• _WHAT YOU HAVE TO DO_: Here are some records; quote them exactly, leaving out the pictures.

• _DATA RECORDS_:
+++

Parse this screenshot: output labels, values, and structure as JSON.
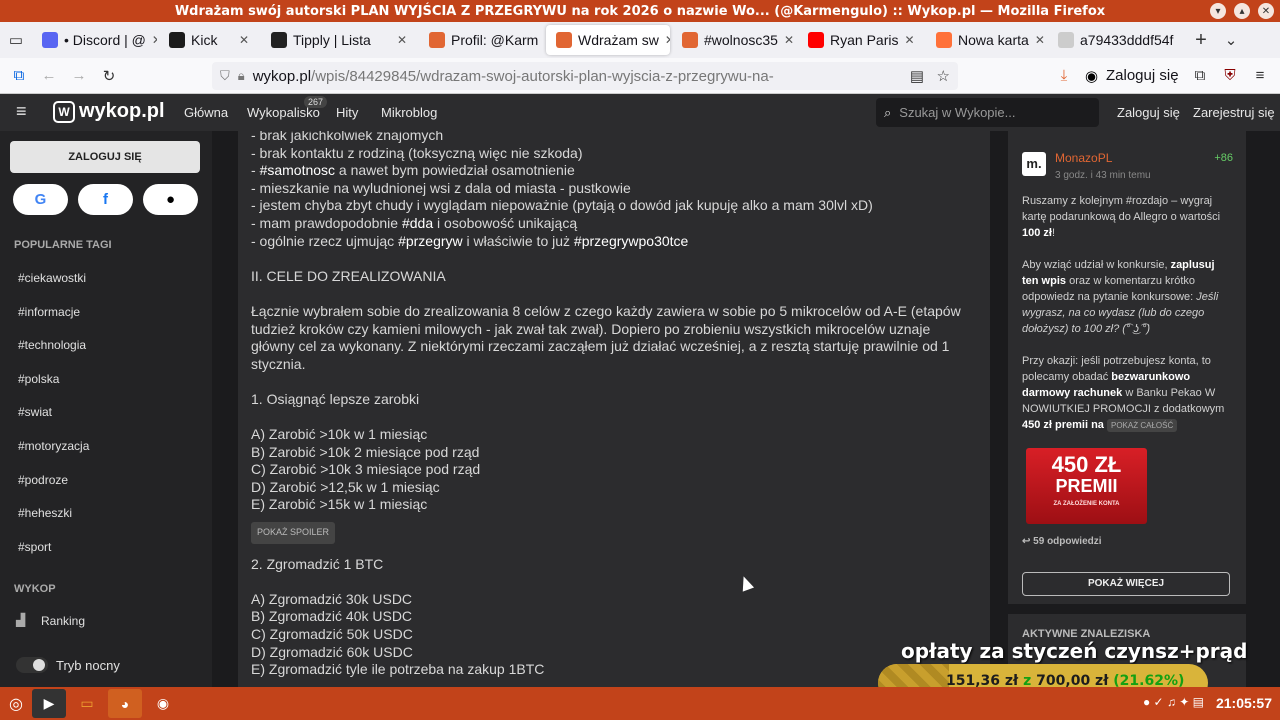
{
  "window": {
    "title": "Wdrażam swój autorski PLAN WYJŚCIA Z PRZEGRYWU na rok 2026 o nazwie Wo... (@Karmengulo) :: Wykop.pl — Mozilla Firefox"
  },
  "tabs": [
    {
      "label": "• Discord | @",
      "icon": "discord-icon",
      "color": "#5865f2"
    },
    {
      "label": "Kick",
      "icon": "kick-icon",
      "color": "#1b1b1b"
    },
    {
      "label": "Tipply | Lista",
      "icon": "tipply-icon",
      "color": "#222222"
    },
    {
      "label": "Profil: @Karm",
      "icon": "wykop-icon",
      "color": "#e16633"
    },
    {
      "label": "Wdrażam sw",
      "icon": "wykop-icon",
      "color": "#e16633",
      "active": true
    },
    {
      "label": "#wolnosc35",
      "icon": "wykop-icon",
      "color": "#e16633"
    },
    {
      "label": "Ryan Paris",
      "icon": "youtube-icon",
      "color": "#ff0000"
    },
    {
      "label": "Nowa karta",
      "icon": "firefox-icon",
      "color": "#ff7139"
    },
    {
      "label": "a79433dddf54f",
      "icon": "",
      "color": "#cccccc"
    }
  ],
  "url": {
    "domain": "wykop.pl",
    "path": "/wpis/84429845/wdrazam-swoj-autorski-plan-wyjscia-z-przegrywu-na-"
  },
  "browser": {
    "login_label": "Zaloguj się"
  },
  "header": {
    "logo": "wykop.pl",
    "menu": [
      "Główna",
      "Wykopalisko",
      "Hity",
      "Mikroblog"
    ],
    "badge": "267",
    "search_placeholder": "Szukaj w Wykopie...",
    "login": "Zaloguj się",
    "register": "Zarejestruj się"
  },
  "sidebar": {
    "login_button": "ZALOGUJ SIĘ",
    "popular_title": "POPULARNE TAGI",
    "tags": [
      "#ciekawostki",
      "#informacje",
      "#technologia",
      "#polska",
      "#swiat",
      "#motoryzacja",
      "#podroze",
      "#heheszki",
      "#sport"
    ],
    "wykop_title": "WYKOP",
    "ranking": "Ranking",
    "night_mode": "Tryb nocny"
  },
  "post": {
    "lines1": [
      "- brak jakichkolwiek znajomych",
      "- brak kontaktu z rodziną (toksyczną więc nie szkoda)"
    ],
    "line_samotnosc": {
      "pre": "- ",
      "tag": "#samotnosc",
      "post": " a nawet bym powiedział osamotnienie"
    },
    "lines2": [
      "- mieszkanie na wyludnionej wsi z dala od miasta - pustkowie",
      "- jestem chyba zbyt chudy i wyglądam niepoważnie (pytają o dowód jak kupuję alko a mam 30lvl xD)"
    ],
    "line_dda": {
      "pre": "- mam prawdopodobnie ",
      "tag": "#dda",
      "post": " i osobowość unikającą"
    },
    "line_przegryw": {
      "pre": "- ogólnie rzecz ujmując ",
      "tag1": "#przegryw",
      "mid": " i właściwie to już ",
      "tag2": "#przegrywpo30tce"
    },
    "section2": "II. CELE DO ZREALIZOWANIA",
    "intro": "Łącznie wybrałem sobie do zrealizowania 8 celów z czego każdy zawiera w sobie po 5 mikrocelów od A-E (etapów tudzież kroków czy kamieni milowych - jak zwał tak zwał). Dopiero po zrobieniu wszystkich mikrocelów uznaje główny cel za wykonany. Z niektórymi rzeczami zacząłem już działać wcześniej, a z resztą startuję prawilnie od 1 stycznia.",
    "goal1": "1. Osiągnąć lepsze zarobki",
    "goal1_items": [
      "A) Zarobić >10k w 1 miesiąc",
      "B) Zarobić >10k 2 miesiące pod rząd",
      "C) Zarobić >10k 3 miesiące pod rząd",
      "D) Zarobić >12,5k w 1 miesiąc",
      "E) Zarobić >15k w 1 miesiąc"
    ],
    "spoiler": "POKAŻ SPOILER",
    "goal2": "2. Zgromadzić 1 BTC",
    "goal2_items": [
      "A) Zgromadzić 30k USDC",
      "B) Zgromadzić 40k USDC",
      "C) Zgromadzić 50k USDC",
      "D) Zgromadzić 60k USDC",
      "E) Zgromadzić tyle ile potrzeba na zakup 1BTC"
    ]
  },
  "ad": {
    "avatar": "m.",
    "username": "MonazoPL",
    "time": "3 godz. i 43 min temu",
    "score": "+86",
    "p1_pre": "Ruszamy z kolejnym #rozdajo – wygraj kartę podarunkową do Allegro o wartości ",
    "p1_bold": "100 zł",
    "p1_post": "!",
    "p2_pre": "Aby wziąć udział w konkursie, ",
    "p2_bold": "zaplusuj ten wpis",
    "p2_mid": " oraz w komentarzu krótko odpowiedz na pytanie konkursowe: ",
    "p2_italic": "Jeśli wygrasz, na co wydasz (lub do czego dołożysz) to 100 zł? (͡° ͜ʖ ͡°)",
    "p3_pre": "Przy okazji: jeśli potrzebujesz konta, to polecamy obadać ",
    "p3_bold1": "bezwarunkowo darmowy rachunek",
    "p3_mid": " w Banku Pekao W NOWIUTKIEJ PROMOCJI z dodatkowym ",
    "p3_bold2": "450 zł premii na",
    "show_all": "POKAŻ CAŁOŚĆ",
    "promo_big": "450 ZŁ",
    "promo_mid": "PREMII",
    "promo_small": "ZA ZAŁOŻENIE KONTA",
    "replies": "59 odpowiedzi",
    "more": "POKAŻ WIĘCEJ",
    "active_title": "AKTYWNE ZNALEZISKA"
  },
  "overlay": {
    "title": "opłaty za styczeń czynsz+prąd",
    "amount": "151,36 zł",
    "sep": "z",
    "goal": "700,00 zł",
    "percent_label": "(21.62%)",
    "progress_percent": 21.62
  },
  "taskbar": {
    "clock": "21:05:57"
  }
}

+++

• _SOLUTION_:
Parse this screenshot: output labels, values, and structure as JSON.
{
  "window": {
    "title": "Wdrażam swój autorski PLAN WYJŚCIA Z PRZEGRYWU na rok 2026 o nazwie Wo... (@Karmengulo) :: Wykop.pl — Mozilla Firefox"
  },
  "tabs": [
    {
      "label": "• Discord | @",
      "icon": "discord-icon",
      "color": "#5865f2"
    },
    {
      "label": "Kick",
      "icon": "kick-icon",
      "color": "#1b1b1b"
    },
    {
      "label": "Tipply | Lista",
      "icon": "tipply-icon",
      "color": "#222222"
    },
    {
      "label": "Profil: @Karm",
      "icon": "wykop-icon",
      "color": "#e16633"
    },
    {
      "label": "Wdrażam sw",
      "icon": "wykop-icon",
      "color": "#e16633",
      "active": true
    },
    {
      "label": "#wolnosc35",
      "icon": "wykop-icon",
      "color": "#e16633"
    },
    {
      "label": "Ryan Paris",
      "icon": "youtube-icon",
      "color": "#ff0000"
    },
    {
      "label": "Nowa karta",
      "icon": "firefox-icon",
      "color": "#ff7139"
    },
    {
      "label": "a79433dddf54f",
      "icon": "",
      "color": "#cccccc"
    }
  ],
  "url": {
    "domain": "wykop.pl",
    "path": "/wpis/84429845/wdrazam-swoj-autorski-plan-wyjscia-z-przegrywu-na-"
  },
  "browser": {
    "login_label": "Zaloguj się"
  },
  "header": {
    "logo": "wykop.pl",
    "menu": [
      "Główna",
      "Wykopalisko",
      "Hity",
      "Mikroblog"
    ],
    "badge": "267",
    "search_placeholder": "Szukaj w Wykopie...",
    "login": "Zaloguj się",
    "register": "Zarejestruj się"
  },
  "sidebar": {
    "login_button": "ZALOGUJ SIĘ",
    "popular_title": "POPULARNE TAGI",
    "tags": [
      "#ciekawostki",
      "#informacje",
      "#technologia",
      "#polska",
      "#swiat",
      "#motoryzacja",
      "#podroze",
      "#heheszki",
      "#sport"
    ],
    "wykop_title": "WYKOP",
    "ranking": "Ranking",
    "night_mode": "Tryb nocny"
  },
  "post": {
    "lines1": [
      "- brak jakichkolwiek znajomych",
      "- brak kontaktu z rodziną (toksyczną więc nie szkoda)"
    ],
    "line_samotnosc": {
      "pre": "- ",
      "tag": "#samotnosc",
      "post": " a nawet bym powiedział osamotnienie"
    },
    "lines2": [
      "- mieszkanie na wyludnionej wsi z dala od miasta - pustkowie",
      "- jestem chyba zbyt chudy i wyglądam niepoważnie (pytają o dowód jak kupuję alko a mam 30lvl xD)"
    ],
    "line_dda": {
      "pre": "- mam prawdopodobnie ",
      "tag": "#dda",
      "post": " i osobowość unikającą"
    },
    "line_przegryw": {
      "pre": "- ogólnie rzecz ujmując ",
      "tag1": "#przegryw",
      "mid": " i właściwie to już ",
      "tag2": "#przegrywpo30tce"
    },
    "section2": "II. CELE DO ZREALIZOWANIA",
    "intro": "Łącznie wybrałem sobie do zrealizowania 8 celów z czego każdy zawiera w sobie po 5 mikrocelów od A-E (etapów tudzież kroków czy kamieni milowych - jak zwał tak zwał). Dopiero po zrobieniu wszystkich mikrocelów uznaje główny cel za wykonany. Z niektórymi rzeczami zacząłem już działać wcześniej, a z resztą startuję prawilnie od 1 stycznia.",
    "goal1": "1. Osiągnąć lepsze zarobki",
    "goal1_items": [
      "A) Zarobić >10k w 1 miesiąc",
      "B) Zarobić >10k 2 miesiące pod rząd",
      "C) Zarobić >10k 3 miesiące pod rząd",
      "D) Zarobić >12,5k w 1 miesiąc",
      "E) Zarobić >15k w 1 miesiąc"
    ],
    "spoiler": "POKAŻ SPOILER",
    "goal2": "2. Zgromadzić 1 BTC",
    "goal2_items": [
      "A) Zgromadzić 30k USDC",
      "B) Zgromadzić 40k USDC",
      "C) Zgromadzić 50k USDC",
      "D) Zgromadzić 60k USDC",
      "E) Zgromadzić tyle ile potrzeba na zakup 1BTC"
    ]
  },
  "ad": {
    "avatar": "m.",
    "username": "MonazoPL",
    "time": "3 godz. i 43 min temu",
    "score": "+86",
    "p1_pre": "Ruszamy z kolejnym #rozdajo – wygraj kartę podarunkową do Allegro o wartości ",
    "p1_bold": "100 zł",
    "p1_post": "!",
    "p2_pre": "Aby wziąć udział w konkursie, ",
    "p2_bold": "zaplusuj ten wpis",
    "p2_mid": " oraz w komentarzu krótko odpowiedz na pytanie konkursowe: ",
    "p2_italic": "Jeśli wygrasz, na co wydasz (lub do czego dołożysz) to 100 zł? (͡° ͜ʖ ͡°)",
    "p3_pre": "Przy okazji: jeśli potrzebujesz konta, to polecamy obadać ",
    "p3_bold1": "bezwarunkowo darmowy rachunek",
    "p3_mid": " w Banku Pekao W NOWIUTKIEJ PROMOCJI z dodatkowym ",
    "p3_bold2": "450 zł premii na",
    "show_all": "POKAŻ CAŁOŚĆ",
    "promo_big": "450 ZŁ",
    "promo_mid": "PREMII",
    "promo_small": "ZA ZAŁOŻENIE KONTA",
    "replies": "59 odpowiedzi",
    "more": "POKAŻ WIĘCEJ",
    "active_title": "AKTYWNE ZNALEZISKA"
  },
  "overlay": {
    "title": "opłaty za styczeń czynsz+prąd",
    "amount": "151,36 zł",
    "sep": "z",
    "goal": "700,00 zł",
    "percent_label": "(21.62%)",
    "progress_percent": 21.62
  },
  "taskbar": {
    "clock": "21:05:57"
  }
}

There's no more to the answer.